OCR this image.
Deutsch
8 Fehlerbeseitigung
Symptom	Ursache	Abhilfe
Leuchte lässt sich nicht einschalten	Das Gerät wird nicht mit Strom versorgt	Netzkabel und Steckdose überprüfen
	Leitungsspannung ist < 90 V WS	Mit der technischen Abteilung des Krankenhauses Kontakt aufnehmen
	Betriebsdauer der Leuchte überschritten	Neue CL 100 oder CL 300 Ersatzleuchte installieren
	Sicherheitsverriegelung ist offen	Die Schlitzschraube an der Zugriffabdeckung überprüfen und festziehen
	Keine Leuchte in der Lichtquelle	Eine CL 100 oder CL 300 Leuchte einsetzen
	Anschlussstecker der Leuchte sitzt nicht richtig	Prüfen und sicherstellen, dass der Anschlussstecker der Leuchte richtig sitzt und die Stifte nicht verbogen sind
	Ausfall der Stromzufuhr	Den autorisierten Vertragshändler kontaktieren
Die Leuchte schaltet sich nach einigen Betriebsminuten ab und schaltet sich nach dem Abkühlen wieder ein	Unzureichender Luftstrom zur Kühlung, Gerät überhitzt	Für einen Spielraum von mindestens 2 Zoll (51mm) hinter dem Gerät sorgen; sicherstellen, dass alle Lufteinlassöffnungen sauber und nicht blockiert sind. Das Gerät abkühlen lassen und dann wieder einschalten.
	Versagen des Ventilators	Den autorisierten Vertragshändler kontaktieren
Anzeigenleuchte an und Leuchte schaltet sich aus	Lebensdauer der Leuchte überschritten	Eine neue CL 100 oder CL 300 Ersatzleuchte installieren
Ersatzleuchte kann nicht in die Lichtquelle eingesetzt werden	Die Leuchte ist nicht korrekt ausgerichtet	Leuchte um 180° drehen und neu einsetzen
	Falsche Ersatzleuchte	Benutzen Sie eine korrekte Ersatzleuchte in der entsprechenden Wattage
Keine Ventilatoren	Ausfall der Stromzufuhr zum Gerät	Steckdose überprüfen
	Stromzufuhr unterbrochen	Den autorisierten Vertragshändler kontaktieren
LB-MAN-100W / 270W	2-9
= = = =
Identify every line above that includes the word "kontaktieren", and show those lines.

[In response]
	Ausfall der Stromzufuhr	Den autorisierten Vertragshändler kontaktieren
	Versagen des Ventilators	Den autorisierten Vertragshändler kontaktieren
	Stromzufuhr unterbrochen	Den autorisierten Vertragshändler kontaktieren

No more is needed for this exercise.